▶ [Exercise task]:
Check each line of the records below and collect those that include the word "Joseph".

======== Entries shown

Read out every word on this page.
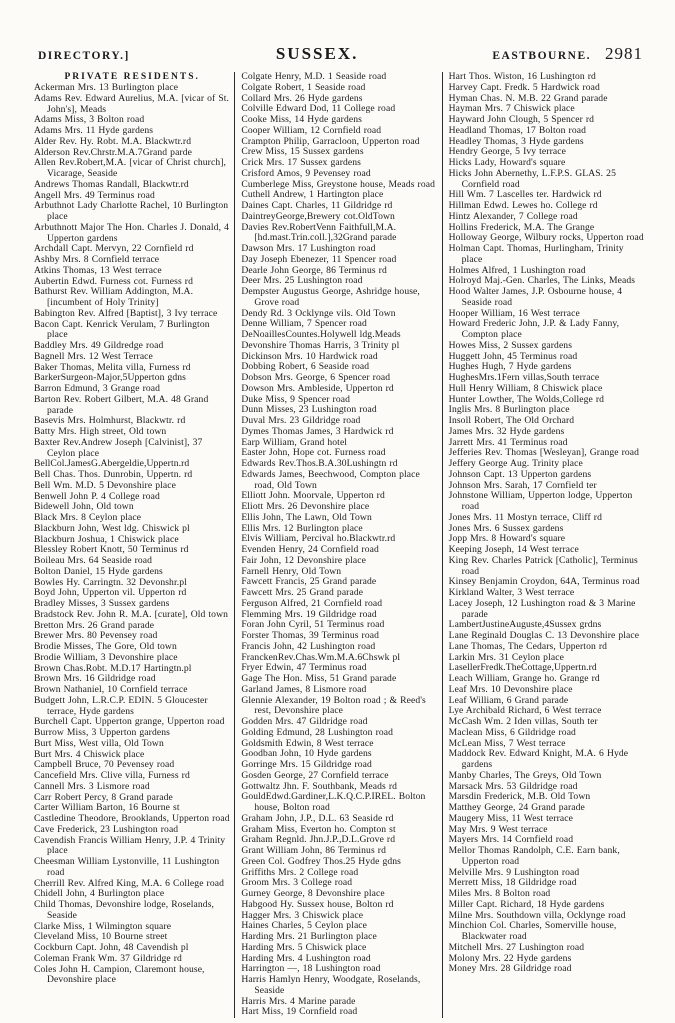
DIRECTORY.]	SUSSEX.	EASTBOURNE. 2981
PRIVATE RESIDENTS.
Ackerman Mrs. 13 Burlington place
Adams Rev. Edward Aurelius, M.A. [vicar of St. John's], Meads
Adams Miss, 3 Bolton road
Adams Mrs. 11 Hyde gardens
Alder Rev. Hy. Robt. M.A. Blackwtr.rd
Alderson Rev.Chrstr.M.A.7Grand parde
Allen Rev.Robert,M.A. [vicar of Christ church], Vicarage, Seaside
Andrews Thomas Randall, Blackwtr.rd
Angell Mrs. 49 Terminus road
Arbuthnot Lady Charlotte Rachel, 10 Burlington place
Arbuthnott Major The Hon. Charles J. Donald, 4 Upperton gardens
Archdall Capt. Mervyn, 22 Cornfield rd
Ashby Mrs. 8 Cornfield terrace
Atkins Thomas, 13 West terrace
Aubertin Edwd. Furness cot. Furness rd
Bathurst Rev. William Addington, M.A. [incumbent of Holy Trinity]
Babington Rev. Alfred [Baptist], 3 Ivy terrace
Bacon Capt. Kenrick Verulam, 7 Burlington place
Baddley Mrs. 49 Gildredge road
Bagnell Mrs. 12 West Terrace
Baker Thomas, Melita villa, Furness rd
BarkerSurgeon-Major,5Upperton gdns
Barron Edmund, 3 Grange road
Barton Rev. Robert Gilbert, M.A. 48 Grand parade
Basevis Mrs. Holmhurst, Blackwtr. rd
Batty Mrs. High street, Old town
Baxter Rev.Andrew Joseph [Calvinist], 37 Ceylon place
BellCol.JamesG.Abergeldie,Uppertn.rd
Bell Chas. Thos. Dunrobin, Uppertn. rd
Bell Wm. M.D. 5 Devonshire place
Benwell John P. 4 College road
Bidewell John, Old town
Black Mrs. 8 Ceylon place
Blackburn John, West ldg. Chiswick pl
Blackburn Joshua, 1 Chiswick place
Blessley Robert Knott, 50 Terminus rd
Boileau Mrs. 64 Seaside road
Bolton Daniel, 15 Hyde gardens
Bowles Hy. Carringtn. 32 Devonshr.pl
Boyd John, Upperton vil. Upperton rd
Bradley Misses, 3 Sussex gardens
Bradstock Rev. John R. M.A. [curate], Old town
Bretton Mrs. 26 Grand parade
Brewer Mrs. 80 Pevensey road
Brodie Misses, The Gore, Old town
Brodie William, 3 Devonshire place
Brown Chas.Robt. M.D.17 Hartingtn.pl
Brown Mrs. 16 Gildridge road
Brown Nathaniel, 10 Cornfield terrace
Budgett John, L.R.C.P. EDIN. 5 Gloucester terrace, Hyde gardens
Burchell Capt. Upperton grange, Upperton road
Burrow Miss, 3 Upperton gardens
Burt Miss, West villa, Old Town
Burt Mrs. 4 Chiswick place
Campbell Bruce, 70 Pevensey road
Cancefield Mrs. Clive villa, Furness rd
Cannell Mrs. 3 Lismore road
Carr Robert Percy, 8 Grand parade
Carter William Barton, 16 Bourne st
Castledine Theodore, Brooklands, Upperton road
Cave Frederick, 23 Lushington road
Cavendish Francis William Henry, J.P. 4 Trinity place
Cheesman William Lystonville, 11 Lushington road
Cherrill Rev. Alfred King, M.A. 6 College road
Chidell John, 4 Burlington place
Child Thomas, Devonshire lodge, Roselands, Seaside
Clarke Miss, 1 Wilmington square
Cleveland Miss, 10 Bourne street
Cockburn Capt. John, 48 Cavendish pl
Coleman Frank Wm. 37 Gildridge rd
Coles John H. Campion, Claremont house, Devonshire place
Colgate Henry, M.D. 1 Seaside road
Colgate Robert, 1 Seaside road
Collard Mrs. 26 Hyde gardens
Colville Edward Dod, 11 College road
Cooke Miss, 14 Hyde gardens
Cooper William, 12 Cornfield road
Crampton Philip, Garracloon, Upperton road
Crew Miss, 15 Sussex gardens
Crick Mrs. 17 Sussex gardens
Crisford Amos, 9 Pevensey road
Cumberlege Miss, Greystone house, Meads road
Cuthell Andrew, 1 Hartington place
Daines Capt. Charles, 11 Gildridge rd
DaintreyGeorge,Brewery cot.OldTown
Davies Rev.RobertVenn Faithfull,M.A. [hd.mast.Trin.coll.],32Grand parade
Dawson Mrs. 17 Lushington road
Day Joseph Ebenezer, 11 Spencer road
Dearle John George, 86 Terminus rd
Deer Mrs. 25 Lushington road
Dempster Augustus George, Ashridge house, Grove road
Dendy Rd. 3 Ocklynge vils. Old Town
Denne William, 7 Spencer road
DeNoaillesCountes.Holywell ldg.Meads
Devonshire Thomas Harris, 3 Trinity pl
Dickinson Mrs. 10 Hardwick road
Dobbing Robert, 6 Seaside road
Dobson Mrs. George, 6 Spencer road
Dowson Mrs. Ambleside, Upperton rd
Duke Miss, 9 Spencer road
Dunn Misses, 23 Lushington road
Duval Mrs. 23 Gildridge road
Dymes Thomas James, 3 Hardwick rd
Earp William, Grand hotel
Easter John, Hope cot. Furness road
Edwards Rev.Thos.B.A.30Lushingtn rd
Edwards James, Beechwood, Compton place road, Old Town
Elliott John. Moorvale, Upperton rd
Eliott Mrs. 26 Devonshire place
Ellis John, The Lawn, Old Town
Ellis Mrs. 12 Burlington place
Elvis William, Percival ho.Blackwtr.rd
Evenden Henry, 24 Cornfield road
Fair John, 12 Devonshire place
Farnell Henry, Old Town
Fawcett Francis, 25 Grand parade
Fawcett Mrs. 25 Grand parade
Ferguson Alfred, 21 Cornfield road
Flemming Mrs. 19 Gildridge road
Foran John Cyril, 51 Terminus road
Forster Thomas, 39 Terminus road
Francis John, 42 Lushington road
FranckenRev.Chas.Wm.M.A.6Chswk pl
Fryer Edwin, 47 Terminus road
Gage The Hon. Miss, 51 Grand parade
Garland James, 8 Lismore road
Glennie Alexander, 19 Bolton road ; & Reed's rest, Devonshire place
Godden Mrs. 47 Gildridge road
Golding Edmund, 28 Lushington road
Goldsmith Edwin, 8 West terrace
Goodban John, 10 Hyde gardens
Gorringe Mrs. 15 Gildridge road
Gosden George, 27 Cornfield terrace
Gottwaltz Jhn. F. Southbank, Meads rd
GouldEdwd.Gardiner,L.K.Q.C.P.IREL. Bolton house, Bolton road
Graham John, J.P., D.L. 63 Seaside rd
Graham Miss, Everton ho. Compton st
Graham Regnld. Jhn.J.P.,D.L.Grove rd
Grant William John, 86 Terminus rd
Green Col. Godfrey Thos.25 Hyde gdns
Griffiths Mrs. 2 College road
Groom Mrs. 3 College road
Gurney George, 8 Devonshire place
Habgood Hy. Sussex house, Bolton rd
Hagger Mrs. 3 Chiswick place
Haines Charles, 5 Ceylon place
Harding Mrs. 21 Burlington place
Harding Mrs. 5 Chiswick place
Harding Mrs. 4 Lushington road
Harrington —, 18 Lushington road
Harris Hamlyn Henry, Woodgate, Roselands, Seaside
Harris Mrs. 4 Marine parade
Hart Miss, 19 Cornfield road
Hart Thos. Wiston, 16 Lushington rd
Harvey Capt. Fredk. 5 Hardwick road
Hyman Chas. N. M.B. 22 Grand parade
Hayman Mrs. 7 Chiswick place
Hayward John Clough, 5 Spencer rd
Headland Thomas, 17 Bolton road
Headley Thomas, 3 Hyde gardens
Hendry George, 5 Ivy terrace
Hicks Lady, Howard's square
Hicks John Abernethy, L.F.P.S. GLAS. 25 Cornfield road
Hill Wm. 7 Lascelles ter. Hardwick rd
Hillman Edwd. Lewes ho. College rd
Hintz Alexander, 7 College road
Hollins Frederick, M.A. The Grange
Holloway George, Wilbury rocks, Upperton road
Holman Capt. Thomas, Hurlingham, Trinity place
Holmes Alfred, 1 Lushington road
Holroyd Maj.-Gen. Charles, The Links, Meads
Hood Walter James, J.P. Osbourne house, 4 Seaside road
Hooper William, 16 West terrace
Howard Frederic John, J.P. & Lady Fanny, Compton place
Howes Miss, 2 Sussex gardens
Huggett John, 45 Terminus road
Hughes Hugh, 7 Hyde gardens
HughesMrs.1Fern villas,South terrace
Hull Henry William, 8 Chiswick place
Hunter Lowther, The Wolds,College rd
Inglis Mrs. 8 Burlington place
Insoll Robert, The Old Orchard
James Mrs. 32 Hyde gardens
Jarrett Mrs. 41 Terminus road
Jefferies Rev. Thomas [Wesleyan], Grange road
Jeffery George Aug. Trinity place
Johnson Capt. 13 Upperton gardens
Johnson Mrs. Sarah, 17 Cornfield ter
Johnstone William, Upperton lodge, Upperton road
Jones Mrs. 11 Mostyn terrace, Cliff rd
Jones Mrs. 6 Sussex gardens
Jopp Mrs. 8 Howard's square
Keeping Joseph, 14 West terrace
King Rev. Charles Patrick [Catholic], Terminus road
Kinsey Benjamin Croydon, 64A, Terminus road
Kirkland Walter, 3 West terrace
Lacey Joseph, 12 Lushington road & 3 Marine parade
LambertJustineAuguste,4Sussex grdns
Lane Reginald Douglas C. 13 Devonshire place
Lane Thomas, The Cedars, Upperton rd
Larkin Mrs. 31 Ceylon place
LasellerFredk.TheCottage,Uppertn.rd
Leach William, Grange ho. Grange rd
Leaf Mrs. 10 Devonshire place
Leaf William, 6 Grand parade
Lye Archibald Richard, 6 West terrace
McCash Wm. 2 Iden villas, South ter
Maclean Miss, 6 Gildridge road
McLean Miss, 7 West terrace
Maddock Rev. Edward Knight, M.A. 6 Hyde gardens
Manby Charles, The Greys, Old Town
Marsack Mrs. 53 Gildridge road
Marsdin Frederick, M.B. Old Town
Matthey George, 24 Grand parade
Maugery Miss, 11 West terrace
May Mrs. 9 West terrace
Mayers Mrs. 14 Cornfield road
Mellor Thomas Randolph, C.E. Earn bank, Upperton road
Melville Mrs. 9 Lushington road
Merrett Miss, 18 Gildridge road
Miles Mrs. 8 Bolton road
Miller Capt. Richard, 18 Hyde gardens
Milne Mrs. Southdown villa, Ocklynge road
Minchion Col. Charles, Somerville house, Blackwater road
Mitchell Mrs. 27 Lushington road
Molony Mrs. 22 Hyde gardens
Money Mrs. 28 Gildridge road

================
======== Entries shown

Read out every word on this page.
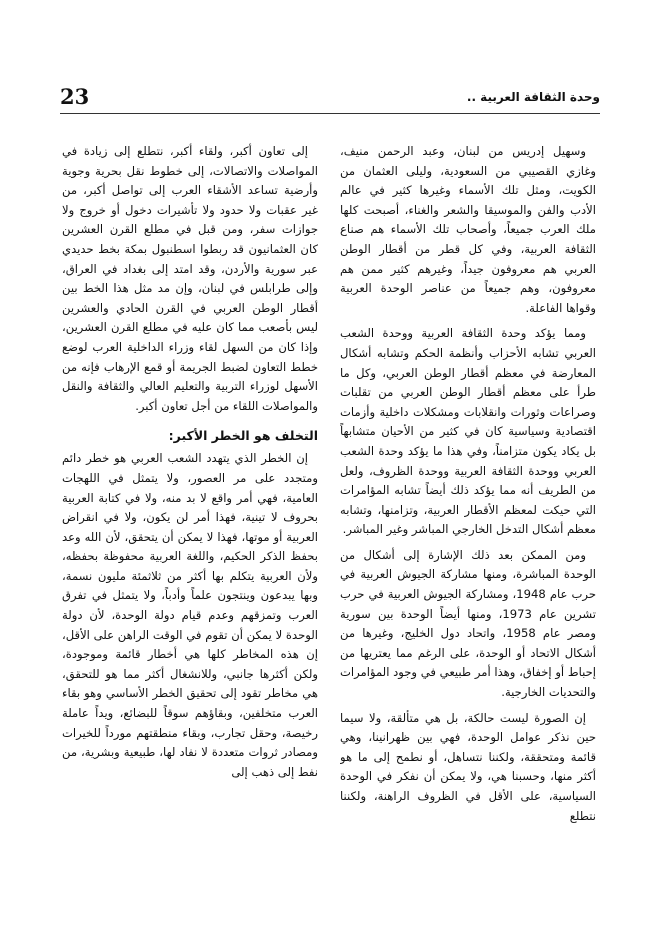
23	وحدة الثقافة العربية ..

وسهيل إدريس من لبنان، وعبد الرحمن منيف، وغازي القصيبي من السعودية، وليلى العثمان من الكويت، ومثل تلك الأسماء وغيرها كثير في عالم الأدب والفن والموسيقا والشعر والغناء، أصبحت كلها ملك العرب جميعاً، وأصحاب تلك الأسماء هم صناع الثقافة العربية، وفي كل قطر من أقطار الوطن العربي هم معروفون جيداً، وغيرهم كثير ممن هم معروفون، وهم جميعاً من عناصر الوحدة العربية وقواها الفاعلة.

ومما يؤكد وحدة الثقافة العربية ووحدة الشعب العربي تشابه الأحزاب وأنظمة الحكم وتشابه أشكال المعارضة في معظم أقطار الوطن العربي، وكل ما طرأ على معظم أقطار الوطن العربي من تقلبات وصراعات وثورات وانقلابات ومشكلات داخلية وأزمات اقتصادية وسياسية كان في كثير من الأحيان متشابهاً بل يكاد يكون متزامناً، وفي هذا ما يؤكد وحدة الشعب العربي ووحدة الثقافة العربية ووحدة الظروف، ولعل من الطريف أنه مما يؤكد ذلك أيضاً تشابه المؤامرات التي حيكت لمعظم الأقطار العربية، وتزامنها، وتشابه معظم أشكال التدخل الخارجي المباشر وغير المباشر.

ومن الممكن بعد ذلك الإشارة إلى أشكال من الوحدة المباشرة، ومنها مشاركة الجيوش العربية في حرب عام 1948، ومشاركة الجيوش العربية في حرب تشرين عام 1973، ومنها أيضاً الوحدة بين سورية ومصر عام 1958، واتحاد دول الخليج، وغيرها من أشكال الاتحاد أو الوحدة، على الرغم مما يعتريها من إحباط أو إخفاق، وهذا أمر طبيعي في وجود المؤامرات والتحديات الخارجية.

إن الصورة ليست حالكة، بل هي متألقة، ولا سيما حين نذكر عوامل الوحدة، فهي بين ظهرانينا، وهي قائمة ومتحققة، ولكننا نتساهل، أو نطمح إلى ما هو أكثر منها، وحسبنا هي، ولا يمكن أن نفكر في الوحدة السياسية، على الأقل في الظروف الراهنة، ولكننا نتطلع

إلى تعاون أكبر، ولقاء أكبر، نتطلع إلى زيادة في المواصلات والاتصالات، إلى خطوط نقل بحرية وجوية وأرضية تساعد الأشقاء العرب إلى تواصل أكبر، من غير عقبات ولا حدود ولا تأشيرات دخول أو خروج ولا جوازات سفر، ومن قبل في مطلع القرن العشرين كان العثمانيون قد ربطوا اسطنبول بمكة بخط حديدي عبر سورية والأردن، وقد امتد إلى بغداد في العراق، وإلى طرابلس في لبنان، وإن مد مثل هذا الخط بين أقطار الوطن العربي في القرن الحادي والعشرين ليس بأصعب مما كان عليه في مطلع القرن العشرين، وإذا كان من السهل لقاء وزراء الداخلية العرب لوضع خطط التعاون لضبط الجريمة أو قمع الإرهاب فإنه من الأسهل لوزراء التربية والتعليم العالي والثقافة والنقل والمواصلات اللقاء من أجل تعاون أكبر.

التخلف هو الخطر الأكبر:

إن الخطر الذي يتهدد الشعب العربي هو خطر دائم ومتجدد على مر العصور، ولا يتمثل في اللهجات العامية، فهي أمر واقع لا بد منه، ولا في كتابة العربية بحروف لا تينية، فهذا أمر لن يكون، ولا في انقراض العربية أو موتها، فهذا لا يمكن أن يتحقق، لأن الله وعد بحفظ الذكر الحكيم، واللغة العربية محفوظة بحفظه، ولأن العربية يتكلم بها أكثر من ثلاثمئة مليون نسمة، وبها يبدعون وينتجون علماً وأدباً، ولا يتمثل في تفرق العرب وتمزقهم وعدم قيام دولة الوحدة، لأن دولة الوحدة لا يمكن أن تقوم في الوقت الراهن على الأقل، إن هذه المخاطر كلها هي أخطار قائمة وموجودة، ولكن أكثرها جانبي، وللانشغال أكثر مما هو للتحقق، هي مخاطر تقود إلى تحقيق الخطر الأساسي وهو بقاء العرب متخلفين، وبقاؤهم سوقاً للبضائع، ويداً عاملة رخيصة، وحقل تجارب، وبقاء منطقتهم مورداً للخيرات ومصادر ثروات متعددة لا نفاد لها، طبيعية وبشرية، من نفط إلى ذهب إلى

================

▶ [Result]:
Baxter Rev.Andrew Joseph [Calvinist], 37 Ceylon place
Day Joseph Ebenezer, 11 Spencer road
Keeping Joseph, 14 West terrace
Lacey Joseph, 12 Lushington road & 3 Marine parade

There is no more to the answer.